-- BEGIN LISTED RECORDS --

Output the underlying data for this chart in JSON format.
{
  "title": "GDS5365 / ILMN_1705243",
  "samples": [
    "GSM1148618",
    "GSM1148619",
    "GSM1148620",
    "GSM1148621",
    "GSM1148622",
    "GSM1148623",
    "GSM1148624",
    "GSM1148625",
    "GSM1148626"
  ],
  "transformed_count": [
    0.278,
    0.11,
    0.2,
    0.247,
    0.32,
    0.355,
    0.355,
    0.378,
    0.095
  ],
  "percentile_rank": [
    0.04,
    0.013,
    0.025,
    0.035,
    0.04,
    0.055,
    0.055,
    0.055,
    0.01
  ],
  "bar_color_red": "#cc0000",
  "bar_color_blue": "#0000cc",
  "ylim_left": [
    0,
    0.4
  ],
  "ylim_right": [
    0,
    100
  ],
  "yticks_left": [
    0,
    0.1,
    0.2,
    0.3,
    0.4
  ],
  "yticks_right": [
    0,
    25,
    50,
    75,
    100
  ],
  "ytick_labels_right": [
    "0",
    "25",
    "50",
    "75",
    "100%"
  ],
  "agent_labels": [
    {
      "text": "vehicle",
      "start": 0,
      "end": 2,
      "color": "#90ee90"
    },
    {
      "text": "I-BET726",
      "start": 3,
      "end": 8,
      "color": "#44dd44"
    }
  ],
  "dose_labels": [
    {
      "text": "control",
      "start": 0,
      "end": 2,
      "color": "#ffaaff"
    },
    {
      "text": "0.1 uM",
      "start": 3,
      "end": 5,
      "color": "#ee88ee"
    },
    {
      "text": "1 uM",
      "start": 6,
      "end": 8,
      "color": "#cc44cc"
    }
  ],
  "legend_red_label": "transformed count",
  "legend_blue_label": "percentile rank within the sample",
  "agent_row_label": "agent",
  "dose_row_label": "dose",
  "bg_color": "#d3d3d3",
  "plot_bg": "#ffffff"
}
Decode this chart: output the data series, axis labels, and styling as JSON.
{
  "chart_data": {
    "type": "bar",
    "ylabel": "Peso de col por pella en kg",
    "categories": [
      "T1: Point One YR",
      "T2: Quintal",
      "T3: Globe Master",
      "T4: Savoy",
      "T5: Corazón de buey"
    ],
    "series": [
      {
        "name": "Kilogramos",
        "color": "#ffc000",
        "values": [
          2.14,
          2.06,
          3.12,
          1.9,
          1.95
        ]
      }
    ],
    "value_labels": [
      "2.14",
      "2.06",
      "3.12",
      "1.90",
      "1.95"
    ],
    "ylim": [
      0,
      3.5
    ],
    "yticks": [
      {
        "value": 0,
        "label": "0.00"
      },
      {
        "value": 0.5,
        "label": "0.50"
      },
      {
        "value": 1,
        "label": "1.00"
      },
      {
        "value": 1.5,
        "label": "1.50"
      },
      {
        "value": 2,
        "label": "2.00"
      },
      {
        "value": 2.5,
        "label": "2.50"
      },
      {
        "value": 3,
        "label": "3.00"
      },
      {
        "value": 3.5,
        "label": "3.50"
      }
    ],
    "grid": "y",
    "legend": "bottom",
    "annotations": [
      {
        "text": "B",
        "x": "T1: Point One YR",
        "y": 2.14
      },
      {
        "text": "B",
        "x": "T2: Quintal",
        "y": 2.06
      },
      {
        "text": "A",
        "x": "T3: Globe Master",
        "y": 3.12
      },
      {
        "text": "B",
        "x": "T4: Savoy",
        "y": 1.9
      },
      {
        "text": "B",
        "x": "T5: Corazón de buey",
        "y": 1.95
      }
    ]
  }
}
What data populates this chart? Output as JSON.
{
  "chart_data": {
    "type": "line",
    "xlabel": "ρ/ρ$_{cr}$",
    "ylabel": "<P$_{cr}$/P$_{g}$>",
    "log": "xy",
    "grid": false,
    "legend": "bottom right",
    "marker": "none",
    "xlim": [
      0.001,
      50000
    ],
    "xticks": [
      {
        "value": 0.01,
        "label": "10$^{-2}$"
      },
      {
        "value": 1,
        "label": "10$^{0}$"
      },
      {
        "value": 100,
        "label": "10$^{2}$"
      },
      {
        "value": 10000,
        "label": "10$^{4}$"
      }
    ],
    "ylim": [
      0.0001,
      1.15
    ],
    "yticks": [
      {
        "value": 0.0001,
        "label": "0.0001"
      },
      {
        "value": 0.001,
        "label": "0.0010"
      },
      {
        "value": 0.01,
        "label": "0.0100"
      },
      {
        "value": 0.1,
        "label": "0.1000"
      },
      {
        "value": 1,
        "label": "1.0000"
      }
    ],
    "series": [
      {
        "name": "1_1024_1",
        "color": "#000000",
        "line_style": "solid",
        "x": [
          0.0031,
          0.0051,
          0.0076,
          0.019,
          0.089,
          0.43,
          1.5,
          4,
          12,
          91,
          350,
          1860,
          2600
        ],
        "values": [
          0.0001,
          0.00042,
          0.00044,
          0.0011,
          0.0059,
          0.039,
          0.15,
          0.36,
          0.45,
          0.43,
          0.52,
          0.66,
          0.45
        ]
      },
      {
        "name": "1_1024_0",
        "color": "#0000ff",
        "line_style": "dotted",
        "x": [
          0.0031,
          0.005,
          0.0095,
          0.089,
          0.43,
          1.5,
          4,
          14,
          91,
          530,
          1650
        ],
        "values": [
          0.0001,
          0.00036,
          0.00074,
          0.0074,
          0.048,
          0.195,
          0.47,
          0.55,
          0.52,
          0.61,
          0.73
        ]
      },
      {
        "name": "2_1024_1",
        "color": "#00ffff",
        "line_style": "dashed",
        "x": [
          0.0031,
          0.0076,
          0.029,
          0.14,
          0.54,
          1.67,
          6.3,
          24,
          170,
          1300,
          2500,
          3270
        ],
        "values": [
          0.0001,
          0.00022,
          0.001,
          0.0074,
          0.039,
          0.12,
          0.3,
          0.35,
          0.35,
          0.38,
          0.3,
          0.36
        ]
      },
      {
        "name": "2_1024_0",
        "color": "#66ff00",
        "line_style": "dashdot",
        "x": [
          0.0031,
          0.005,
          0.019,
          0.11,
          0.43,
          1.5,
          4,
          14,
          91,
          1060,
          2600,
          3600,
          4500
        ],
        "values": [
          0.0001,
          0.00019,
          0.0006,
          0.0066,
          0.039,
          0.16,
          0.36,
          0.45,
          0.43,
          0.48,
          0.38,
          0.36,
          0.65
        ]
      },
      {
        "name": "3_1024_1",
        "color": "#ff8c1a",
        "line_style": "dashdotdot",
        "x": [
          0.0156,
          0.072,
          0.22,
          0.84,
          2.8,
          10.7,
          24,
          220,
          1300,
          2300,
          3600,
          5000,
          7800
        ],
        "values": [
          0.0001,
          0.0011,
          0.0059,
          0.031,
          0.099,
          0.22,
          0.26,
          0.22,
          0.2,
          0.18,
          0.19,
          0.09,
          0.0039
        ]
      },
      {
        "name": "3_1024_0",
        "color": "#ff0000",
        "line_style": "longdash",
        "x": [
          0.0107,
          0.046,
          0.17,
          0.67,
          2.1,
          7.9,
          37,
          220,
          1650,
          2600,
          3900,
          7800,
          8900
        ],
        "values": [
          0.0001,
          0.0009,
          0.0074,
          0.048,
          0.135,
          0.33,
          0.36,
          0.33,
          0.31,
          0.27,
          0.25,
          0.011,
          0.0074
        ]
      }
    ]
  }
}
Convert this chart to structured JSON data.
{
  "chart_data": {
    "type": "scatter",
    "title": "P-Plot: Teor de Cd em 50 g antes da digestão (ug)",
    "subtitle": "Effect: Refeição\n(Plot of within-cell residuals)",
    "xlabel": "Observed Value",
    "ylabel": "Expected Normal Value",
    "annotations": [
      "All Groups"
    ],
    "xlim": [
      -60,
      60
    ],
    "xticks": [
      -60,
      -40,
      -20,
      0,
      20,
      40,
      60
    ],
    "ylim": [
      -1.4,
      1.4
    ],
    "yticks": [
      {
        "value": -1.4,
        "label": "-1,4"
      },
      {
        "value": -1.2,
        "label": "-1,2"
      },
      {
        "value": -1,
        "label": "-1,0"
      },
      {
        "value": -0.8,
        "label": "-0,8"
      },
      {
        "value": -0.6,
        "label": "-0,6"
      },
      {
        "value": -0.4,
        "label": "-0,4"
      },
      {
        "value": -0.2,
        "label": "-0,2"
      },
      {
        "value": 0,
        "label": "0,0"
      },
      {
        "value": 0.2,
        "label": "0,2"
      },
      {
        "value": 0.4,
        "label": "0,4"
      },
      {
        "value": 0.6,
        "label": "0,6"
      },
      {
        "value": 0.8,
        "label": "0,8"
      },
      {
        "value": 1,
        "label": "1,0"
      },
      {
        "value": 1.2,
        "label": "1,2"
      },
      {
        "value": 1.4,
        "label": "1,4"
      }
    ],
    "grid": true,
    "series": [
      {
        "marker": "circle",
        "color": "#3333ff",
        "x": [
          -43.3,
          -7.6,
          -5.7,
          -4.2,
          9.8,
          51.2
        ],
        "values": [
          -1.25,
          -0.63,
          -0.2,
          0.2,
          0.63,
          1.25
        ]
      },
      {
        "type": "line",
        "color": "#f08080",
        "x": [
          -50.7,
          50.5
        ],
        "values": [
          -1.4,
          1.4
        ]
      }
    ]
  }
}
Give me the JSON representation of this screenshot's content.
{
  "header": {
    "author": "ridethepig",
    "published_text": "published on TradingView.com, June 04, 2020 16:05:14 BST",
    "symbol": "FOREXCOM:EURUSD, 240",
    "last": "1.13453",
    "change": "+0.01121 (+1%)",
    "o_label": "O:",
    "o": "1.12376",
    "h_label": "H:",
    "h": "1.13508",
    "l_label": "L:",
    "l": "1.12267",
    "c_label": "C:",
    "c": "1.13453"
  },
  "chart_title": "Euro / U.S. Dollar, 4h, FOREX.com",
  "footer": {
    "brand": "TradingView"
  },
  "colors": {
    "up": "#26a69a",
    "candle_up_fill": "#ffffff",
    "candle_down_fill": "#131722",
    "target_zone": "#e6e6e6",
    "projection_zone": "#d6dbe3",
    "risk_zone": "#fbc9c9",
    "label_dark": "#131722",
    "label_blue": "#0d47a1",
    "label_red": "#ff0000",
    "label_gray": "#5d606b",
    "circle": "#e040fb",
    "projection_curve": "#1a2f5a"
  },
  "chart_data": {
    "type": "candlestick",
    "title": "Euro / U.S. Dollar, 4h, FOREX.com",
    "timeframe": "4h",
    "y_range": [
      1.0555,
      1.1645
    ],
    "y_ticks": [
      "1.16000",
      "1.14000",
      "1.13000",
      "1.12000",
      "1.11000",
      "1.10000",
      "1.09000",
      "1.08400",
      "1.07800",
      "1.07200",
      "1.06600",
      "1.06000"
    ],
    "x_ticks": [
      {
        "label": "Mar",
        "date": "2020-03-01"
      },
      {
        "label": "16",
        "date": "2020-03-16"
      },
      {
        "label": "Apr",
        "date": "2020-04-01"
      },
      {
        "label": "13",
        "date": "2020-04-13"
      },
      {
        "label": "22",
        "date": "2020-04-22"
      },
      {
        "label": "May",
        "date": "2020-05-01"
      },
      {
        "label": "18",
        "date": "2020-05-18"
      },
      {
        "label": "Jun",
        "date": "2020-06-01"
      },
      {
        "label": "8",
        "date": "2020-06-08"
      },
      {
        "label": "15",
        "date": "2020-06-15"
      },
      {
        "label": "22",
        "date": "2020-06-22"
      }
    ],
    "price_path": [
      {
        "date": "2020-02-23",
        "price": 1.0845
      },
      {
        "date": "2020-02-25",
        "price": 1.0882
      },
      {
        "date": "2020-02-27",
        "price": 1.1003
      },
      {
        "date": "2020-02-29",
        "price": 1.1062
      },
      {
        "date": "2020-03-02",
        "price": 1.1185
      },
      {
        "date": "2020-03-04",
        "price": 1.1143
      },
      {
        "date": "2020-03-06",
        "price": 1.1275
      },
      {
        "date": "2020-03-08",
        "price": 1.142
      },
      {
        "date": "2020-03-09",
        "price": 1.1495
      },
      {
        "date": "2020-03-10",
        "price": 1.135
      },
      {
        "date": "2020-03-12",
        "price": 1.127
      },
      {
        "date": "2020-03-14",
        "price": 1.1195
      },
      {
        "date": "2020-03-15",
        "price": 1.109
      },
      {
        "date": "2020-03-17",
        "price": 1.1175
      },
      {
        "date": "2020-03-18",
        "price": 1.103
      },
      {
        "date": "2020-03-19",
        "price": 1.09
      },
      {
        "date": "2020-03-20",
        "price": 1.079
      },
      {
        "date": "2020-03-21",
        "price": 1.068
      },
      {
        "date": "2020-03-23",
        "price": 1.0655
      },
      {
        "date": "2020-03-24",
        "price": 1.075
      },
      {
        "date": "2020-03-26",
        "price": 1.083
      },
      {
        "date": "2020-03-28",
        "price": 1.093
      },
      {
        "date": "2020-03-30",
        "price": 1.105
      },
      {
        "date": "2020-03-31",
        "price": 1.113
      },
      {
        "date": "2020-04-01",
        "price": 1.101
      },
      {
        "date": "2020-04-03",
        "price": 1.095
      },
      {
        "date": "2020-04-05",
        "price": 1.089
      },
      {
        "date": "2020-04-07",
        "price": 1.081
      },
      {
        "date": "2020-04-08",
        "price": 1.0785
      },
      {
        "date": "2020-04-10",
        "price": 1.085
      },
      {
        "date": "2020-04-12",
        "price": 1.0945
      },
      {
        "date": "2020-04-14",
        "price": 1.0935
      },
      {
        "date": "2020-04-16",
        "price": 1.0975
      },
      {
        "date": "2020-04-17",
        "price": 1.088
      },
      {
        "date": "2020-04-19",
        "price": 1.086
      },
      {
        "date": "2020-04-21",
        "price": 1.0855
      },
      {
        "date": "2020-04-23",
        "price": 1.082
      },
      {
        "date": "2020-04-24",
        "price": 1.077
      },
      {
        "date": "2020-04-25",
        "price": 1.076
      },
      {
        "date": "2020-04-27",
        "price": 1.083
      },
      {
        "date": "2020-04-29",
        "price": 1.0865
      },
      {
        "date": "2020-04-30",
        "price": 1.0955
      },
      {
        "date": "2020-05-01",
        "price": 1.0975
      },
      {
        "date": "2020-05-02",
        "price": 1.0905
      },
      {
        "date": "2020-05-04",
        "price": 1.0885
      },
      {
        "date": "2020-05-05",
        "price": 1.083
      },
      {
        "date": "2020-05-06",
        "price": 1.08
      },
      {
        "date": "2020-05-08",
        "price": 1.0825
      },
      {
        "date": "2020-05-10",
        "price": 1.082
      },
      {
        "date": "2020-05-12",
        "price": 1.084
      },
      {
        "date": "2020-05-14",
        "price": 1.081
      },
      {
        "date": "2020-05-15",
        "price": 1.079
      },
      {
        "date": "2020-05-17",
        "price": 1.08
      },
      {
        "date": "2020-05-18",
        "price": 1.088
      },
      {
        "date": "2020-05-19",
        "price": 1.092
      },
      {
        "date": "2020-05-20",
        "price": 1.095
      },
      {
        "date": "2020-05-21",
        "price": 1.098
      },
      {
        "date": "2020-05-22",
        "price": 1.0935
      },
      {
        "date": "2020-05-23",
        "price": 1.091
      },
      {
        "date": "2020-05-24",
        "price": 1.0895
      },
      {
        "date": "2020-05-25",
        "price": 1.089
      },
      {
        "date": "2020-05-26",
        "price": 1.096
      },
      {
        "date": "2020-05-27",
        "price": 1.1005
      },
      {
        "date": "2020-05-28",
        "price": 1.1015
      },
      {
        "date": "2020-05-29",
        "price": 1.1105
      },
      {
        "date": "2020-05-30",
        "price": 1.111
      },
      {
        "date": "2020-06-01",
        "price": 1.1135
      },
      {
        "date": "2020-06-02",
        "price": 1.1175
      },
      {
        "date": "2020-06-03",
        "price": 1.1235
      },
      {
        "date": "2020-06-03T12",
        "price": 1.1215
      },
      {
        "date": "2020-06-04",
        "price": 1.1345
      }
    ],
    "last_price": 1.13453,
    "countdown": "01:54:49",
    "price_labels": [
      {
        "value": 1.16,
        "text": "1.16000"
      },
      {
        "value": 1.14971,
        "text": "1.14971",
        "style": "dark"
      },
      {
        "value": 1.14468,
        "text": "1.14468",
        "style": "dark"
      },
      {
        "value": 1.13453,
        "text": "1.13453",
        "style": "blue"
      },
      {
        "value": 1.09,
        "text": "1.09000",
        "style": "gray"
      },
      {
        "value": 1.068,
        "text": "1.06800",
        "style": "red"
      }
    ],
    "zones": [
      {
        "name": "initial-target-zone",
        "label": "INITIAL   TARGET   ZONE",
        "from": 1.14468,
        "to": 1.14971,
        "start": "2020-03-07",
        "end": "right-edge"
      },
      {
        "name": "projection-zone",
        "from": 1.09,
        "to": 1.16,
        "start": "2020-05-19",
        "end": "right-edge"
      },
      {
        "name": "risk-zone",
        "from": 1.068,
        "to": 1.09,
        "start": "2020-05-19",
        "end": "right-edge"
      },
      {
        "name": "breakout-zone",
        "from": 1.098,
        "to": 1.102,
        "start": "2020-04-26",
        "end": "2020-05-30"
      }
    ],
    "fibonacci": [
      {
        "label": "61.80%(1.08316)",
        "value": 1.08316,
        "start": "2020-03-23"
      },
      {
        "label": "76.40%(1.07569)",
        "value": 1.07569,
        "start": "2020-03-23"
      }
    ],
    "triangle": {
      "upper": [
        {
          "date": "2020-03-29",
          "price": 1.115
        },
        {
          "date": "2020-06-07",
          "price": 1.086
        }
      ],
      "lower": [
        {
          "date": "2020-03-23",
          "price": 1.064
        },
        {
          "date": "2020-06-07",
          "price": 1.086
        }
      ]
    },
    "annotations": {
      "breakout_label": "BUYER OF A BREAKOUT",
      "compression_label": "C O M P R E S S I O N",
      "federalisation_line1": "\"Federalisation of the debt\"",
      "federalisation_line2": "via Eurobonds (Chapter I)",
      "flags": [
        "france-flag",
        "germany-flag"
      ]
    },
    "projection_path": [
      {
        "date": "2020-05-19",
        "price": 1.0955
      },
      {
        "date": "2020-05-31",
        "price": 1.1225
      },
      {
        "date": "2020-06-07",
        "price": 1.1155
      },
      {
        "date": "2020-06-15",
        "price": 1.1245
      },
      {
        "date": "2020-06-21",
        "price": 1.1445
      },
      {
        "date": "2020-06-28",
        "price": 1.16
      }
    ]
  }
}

-- END LISTED RECORDS --

• [WHAT IS EXPECTED]: Search the data for "Corazón". Copy every matching line.

• [EXERCISE SOLUTION]:
      "T5: Corazón de buey"
        "x": "T5: Corazón de buey",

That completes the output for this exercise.